(Data items)
-------

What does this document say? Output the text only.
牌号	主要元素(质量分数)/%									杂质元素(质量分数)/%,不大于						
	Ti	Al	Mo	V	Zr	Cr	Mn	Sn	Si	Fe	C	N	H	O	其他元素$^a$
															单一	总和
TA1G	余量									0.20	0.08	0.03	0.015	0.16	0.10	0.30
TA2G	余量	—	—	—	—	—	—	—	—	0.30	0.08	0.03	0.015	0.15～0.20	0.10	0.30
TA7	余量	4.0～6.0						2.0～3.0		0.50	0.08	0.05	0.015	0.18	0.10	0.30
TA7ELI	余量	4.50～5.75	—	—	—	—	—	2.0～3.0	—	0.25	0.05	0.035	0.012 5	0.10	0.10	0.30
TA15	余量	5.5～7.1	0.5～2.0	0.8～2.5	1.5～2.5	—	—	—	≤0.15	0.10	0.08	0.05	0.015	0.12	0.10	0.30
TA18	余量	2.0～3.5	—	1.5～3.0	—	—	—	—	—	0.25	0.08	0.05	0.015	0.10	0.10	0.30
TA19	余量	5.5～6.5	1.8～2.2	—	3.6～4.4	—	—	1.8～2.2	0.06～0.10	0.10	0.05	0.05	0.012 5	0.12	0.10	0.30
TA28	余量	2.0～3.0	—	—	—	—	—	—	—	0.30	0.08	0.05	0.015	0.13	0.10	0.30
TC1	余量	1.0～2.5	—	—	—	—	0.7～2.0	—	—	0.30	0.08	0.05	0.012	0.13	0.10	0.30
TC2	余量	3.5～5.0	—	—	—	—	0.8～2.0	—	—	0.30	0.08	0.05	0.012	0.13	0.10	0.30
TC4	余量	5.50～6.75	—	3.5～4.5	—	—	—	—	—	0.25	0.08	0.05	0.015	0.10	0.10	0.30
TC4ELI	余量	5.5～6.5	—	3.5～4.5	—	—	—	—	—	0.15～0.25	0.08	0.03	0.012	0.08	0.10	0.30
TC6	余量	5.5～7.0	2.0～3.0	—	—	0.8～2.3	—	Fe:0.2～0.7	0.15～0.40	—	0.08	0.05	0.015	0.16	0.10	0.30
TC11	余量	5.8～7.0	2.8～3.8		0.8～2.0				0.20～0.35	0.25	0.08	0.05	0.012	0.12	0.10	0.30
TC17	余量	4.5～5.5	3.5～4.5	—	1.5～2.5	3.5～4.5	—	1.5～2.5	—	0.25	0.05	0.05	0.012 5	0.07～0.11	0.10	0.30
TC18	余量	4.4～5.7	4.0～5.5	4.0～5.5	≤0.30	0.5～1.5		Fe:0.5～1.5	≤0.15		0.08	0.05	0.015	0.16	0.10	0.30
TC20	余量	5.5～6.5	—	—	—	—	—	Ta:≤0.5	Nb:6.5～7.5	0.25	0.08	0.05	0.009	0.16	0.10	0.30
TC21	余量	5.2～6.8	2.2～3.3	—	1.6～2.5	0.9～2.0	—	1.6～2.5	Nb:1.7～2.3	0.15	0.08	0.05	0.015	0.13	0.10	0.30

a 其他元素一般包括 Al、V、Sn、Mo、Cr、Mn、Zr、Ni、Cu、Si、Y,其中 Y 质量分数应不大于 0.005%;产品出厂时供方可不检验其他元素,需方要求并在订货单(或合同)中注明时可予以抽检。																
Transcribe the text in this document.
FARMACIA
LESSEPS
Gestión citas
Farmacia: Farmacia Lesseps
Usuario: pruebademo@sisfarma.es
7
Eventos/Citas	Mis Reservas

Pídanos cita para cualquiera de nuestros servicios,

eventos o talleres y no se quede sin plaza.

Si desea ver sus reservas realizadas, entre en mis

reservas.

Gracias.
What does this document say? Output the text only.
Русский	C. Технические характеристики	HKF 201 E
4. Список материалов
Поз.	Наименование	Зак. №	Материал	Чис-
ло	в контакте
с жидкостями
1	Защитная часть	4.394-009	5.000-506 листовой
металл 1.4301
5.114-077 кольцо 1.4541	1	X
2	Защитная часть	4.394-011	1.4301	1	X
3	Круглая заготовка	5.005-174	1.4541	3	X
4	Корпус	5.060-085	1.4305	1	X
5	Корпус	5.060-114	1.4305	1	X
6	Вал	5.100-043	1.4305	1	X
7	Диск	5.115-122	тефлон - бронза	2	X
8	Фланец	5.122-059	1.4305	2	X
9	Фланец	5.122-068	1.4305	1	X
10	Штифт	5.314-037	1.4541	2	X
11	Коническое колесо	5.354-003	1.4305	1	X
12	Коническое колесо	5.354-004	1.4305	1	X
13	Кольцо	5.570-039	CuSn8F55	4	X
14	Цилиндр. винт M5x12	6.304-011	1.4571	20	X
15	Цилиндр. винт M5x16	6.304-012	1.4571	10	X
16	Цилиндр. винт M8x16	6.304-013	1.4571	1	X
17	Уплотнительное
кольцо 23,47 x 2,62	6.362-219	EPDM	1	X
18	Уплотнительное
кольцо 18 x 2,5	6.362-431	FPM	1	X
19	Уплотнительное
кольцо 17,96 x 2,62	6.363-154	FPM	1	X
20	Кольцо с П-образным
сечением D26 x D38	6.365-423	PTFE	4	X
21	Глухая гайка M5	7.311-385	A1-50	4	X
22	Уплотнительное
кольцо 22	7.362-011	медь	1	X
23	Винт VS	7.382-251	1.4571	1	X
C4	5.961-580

-------

**To be done:**
Quote every line of the data, word for word.

**Output:**
What does this document say? Output the text only.
牌号	主要元素(质量分数)/%									杂质元素(质量分数)/%,不大于						
	Ti	Al	Mo	V	Zr	Cr	Mn	Sn	Si	Fe	C	N	H	O	其他元素$^a$
															单一	总和
TA1G	余量									0.20	0.08	0.03	0.015	0.16	0.10	0.30
TA2G	余量	—	—	—	—	—	—	—	—	0.30	0.08	0.03	0.015	0.15～0.20	0.10	0.30
TA7	余量	4.0～6.0						2.0～3.0		0.50	0.08	0.05	0.015	0.18	0.10	0.30
TA7ELI	余量	4.50～5.75	—	—	—	—	—	2.0～3.0	—	0.25	0.05	0.035	0.012 5	0.10	0.10	0.30
TA15	余量	5.5～7.1	0.5～2.0	0.8～2.5	1.5～2.5	—	—	—	≤0.15	0.10	0.08	0.05	0.015	0.12	0.10	0.30
TA18	余量	2.0～3.5	—	1.5～3.0	—	—	—	—	—	0.25	0.08	0.05	0.015	0.10	0.10	0.30
TA19	余量	5.5～6.5	1.8～2.2	—	3.6～4.4	—	—	1.8～2.2	0.06～0.10	0.10	0.05	0.05	0.012 5	0.12	0.10	0.30
TA28	余量	2.0～3.0	—	—	—	—	—	—	—	0.30	0.08	0.05	0.015	0.13	0.10	0.30
TC1	余量	1.0～2.5	—	—	—	—	0.7～2.0	—	—	0.30	0.08	0.05	0.012	0.13	0.10	0.30
TC2	余量	3.5～5.0	—	—	—	—	0.8～2.0	—	—	0.30	0.08	0.05	0.012	0.13	0.10	0.30
TC4	余量	5.50～6.75	—	3.5～4.5	—	—	—	—	—	0.25	0.08	0.05	0.015	0.10	0.10	0.30
TC4ELI	余量	5.5～6.5	—	3.5～4.5	—	—	—	—	—	0.15～0.25	0.08	0.03	0.012	0.08	0.10	0.30
TC6	余量	5.5～7.0	2.0～3.0	—	—	0.8～2.3	—	Fe:0.2～0.7	0.15～0.40	—	0.08	0.05	0.015	0.16	0.10	0.30
TC11	余量	5.8～7.0	2.8～3.8		0.8～2.0				0.20～0.35	0.25	0.08	0.05	0.012	0.12	0.10	0.30
TC17	余量	4.5～5.5	3.5～4.5	—	1.5～2.5	3.5～4.5	—	1.5～2.5	—	0.25	0.05	0.05	0.012 5	0.07～0.11	0.10	0.30
TC18	余量	4.4～5.7	4.0～5.5	4.0～5.5	≤0.30	0.5～1.5		Fe:0.5～1.5	≤0.15		0.08	0.05	0.015	0.16	0.10	0.30
TC20	余量	5.5～6.5	—	—	—	—	—	Ta:≤0.5	Nb:6.5～7.5	0.25	0.08	0.05	0.009	0.16	0.10	0.30
TC21	余量	5.2～6.8	2.2～3.3	—	1.6～2.5	0.9～2.0	—	1.6～2.5	Nb:1.7～2.3	0.15	0.08	0.05	0.015	0.13	0.10	0.30

a 其他元素一般包括 Al、V、Sn、Mo、Cr、Mn、Zr、Ni、Cu、Si、Y,其中 Y 质量分数应不大于 0.005%;产品出厂时供方可不检验其他元素,需方要求并在订货单(或合同)中注明时可予以抽检。																
Transcribe the text in this document.
FARMACIA
LESSEPS
Gestión citas
Farmacia: Farmacia Lesseps
Usuario: pruebademo@sisfarma.es
7
Eventos/Citas	Mis Reservas

Pídanos cita para cualquiera de nuestros servicios,

eventos o talleres y no se quede sin plaza.

Si desea ver sus reservas realizadas, entre en mis

reservas.

Gracias.
What does this document say? Output the text only.
Русский	C. Технические характеристики	HKF 201 E
4. Список материалов
Поз.	Наименование	Зак. №	Материал	Чис-
ло	в контакте
с жидкостями
1	Защитная часть	4.394-009	5.000-506 листовой
металл 1.4301
5.114-077 кольцо 1.4541	1	X
2	Защитная часть	4.394-011	1.4301	1	X
3	Круглая заготовка	5.005-174	1.4541	3	X
4	Корпус	5.060-085	1.4305	1	X
5	Корпус	5.060-114	1.4305	1	X
6	Вал	5.100-043	1.4305	1	X
7	Диск	5.115-122	тефлон - бронза	2	X
8	Фланец	5.122-059	1.4305	2	X
9	Фланец	5.122-068	1.4305	1	X
10	Штифт	5.314-037	1.4541	2	X
11	Коническое колесо	5.354-003	1.4305	1	X
12	Коническое колесо	5.354-004	1.4305	1	X
13	Кольцо	5.570-039	CuSn8F55	4	X
14	Цилиндр. винт M5x12	6.304-011	1.4571	20	X
15	Цилиндр. винт M5x16	6.304-012	1.4571	10	X
16	Цилиндр. винт M8x16	6.304-013	1.4571	1	X
17	Уплотнительное
кольцо 23,47 x 2,62	6.362-219	EPDM	1	X
18	Уплотнительное
кольцо 18 x 2,5	6.362-431	FPM	1	X
19	Уплотнительное
кольцо 17,96 x 2,62	6.363-154	FPM	1	X
20	Кольцо с П-образным
сечением D26 x D38	6.365-423	PTFE	4	X
21	Глухая гайка M5	7.311-385	A1-50	4	X
22	Уплотнительное
кольцо 22	7.362-011	медь	1	X
23	Винт VS	7.382-251	1.4571	1	X
C4	5.961-580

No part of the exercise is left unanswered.